What to work on
A. According to the io_uring discussion, which integer types could replace u64 for identifying the recipient ring if ring fds were pre-registered?
B. Reproduce the io_uring discussion word for word, starting at "As I wrote earlier, I" and ending at "of implementation complexity.".
C. Continue the io_uring discussion from the point where it stops.

Text

Maybe it's worth to pre-register fds of rings to which we can send CQEs
similarly to pre-registering file fds? It would allow us to use u8 or
u16 instead of u64 for identifying recipient ring.
> But I guess I'm still a bit confused on what this will buy is. The
> request is still being executed on the first ring (and hence the thread
> associated with it), with the suggested approach here the only thing
> you'd gain is the completion going somewhere else. Is this purely about
> the post-processing that happens when a completion is posted to a given
> ring?
As I wrote earlier, I am not familiar with internals of the io-uring
implementation, so I am talking purely from user point of view. I will
trust your judgment in regards of implementation complexity.
I guess, from user PoV, it does not matter on which ring the SQE will be
executed. It can have certain performance implications, but otherwise it
for user it's simply an implementation detail.
> How did the original thread end up with the work to begin with? Was the
> workload evenly distributed at that point, but later conditions (before
> it get issued) mean that the situation has now changed and we'd prefer
> to execute it somewhere else?

Provided data
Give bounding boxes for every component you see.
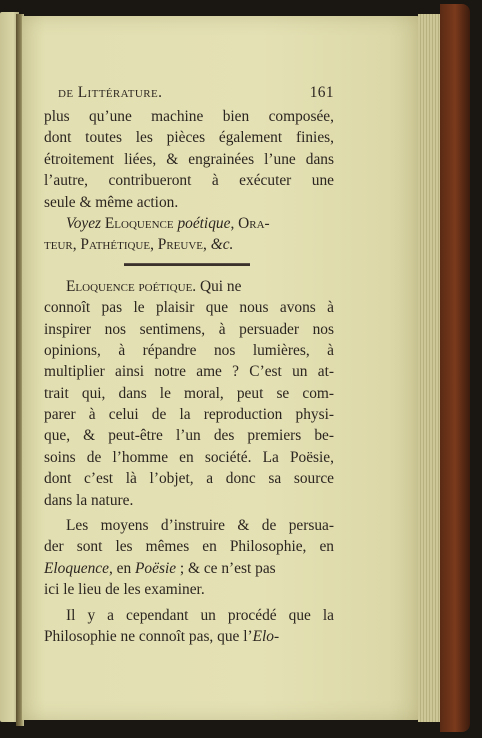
text-line: soins de l’homme en société. La Poësie, bbox=[44, 448, 334, 466]
italic-elo: Elo- bbox=[252, 627, 280, 645]
text-line: connoît pas le plaisir que nous avons à bbox=[44, 299, 334, 317]
text-line: dont c’est là l’objet, a donc sa source bbox=[44, 470, 334, 488]
text-line: que, & peut-être l’un des premiers be- bbox=[44, 427, 334, 445]
text-line: plus qu’une machine bien composée, bbox=[44, 108, 334, 125]
text-line: der sont les mêmes en Philosophie, en bbox=[44, 538, 334, 556]
text-line: Les moyens d’instruire & de persua- bbox=[66, 517, 334, 535]
text-line: seule & même action. bbox=[44, 193, 179, 211]
article-first-line-rest: Qui ne bbox=[196, 277, 242, 295]
running-head-title: de Littérature. bbox=[58, 84, 163, 101]
text-line: multiplier ainsi notre ame ? C’est un at- bbox=[44, 363, 334, 381]
text-fragment: ; & ce n’est pas bbox=[176, 559, 276, 577]
text-fragment: , en bbox=[108, 559, 136, 577]
text-fragment: Philosophie ne connoît pas, que l’ bbox=[44, 627, 253, 645]
text-line bbox=[44, 626, 334, 647]
text-line bbox=[44, 558, 334, 579]
article-headword: Eloquence poétique. bbox=[66, 277, 197, 295]
cross-reference-line bbox=[44, 213, 334, 234]
text-line: dans la nature. bbox=[44, 491, 134, 509]
text-line: dont toutes les pièces également finies, bbox=[44, 129, 334, 147]
xref-etc: &c. bbox=[210, 236, 234, 254]
text-line: trait qui, dans le moral, peut se com- bbox=[44, 384, 334, 402]
xref-eloquence: Eloquence bbox=[104, 214, 174, 232]
text-line: inspirer nos sentimens, à persuader nos bbox=[44, 320, 334, 338]
book-cover bbox=[440, 4, 470, 732]
text-line: Il y a cependant un procédé que la bbox=[66, 606, 334, 624]
section-divider bbox=[124, 263, 250, 266]
article-first-line bbox=[44, 276, 334, 297]
page-number: 161 bbox=[309, 84, 334, 101]
page-text bbox=[44, 82, 334, 647]
text-line: l’autre, contribueront à exécuter une bbox=[44, 172, 334, 190]
running-head bbox=[58, 82, 334, 106]
text-line: ici le lieu de les examiner. bbox=[44, 581, 205, 599]
text-line: opinions, à répandre nos lumières, à bbox=[44, 341, 334, 359]
text-line: étroitement liées, & engrainées l’une dans bbox=[44, 150, 334, 168]
text-line: parer à celui de la reproduction physi- bbox=[44, 406, 334, 424]
xref-orateur-start: , Ora- bbox=[230, 214, 270, 232]
voyez-label: Voyez bbox=[66, 214, 102, 232]
xref-rest: , Pathétique, Preuve, bbox=[72, 236, 207, 254]
italic-poesie: Poësie bbox=[135, 559, 177, 577]
italic-eloquence: Eloquence bbox=[44, 559, 109, 577]
xref-orateur-end: teur bbox=[44, 236, 73, 254]
cross-reference-line bbox=[44, 234, 334, 255]
xref-qualifier: poétique bbox=[177, 214, 231, 232]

Answers given
A. u8 or u16

B.
As I wrote earlier, I am not familiar with internals of the io-uring
implementation, so I am talking purely from user point of view. I will
trust your judgment in regards of implementation complexity.

C.
Let's talk about a concrete simplified example. Imagine a server which
accepts from network commands to compute hash for a file with given
path. The server executes the following algorithm:
1) Accept connection
2) Read command
3) Open file and create hasher state
4) Read chunk of data from file
5) If read data is not empty, update hasher state and go to step 4, else
finalize hasher
6) Return the resulting hash and go to step 2
We have two places where we can balance load. First, after we accepted
connection we should decide a ring which will process this connection.
Second, during creation of SQE for step 4, if the current thread is
overloaded, we can transfer task to a different thread.
The problem is that we can not predict how kernel will return read
chunks. Even if we distributed SQEs evenly across rings, it's possible
that kernel will return CQEs for a single ring in burst thus overloading
it, while other threads will starve for events.
On a second thought, it looks like your solution with
IORING_OP_WAKEUP_RING will have the following advantage: it will allow
us to migrate task before execution of step 5 has started, while with my
proposal we will be able to migrate tasks only on SQE creation (i.e. on
step 4).
> One idea... You issue the request as you normally would for ring1, and
> you mark that request A with IOSQE_CQE_SKIP_SUCCESS. Then you link an
> IORING_OP_WAKEUP_RING to request A, with the fd for it set to ring2, and
> also mark that with IOSQE_CQE_SKIP_SUCCESS.
Looks interesting! I have forgot about linking and IOSQE_CQE_SKIP_SUCCESS.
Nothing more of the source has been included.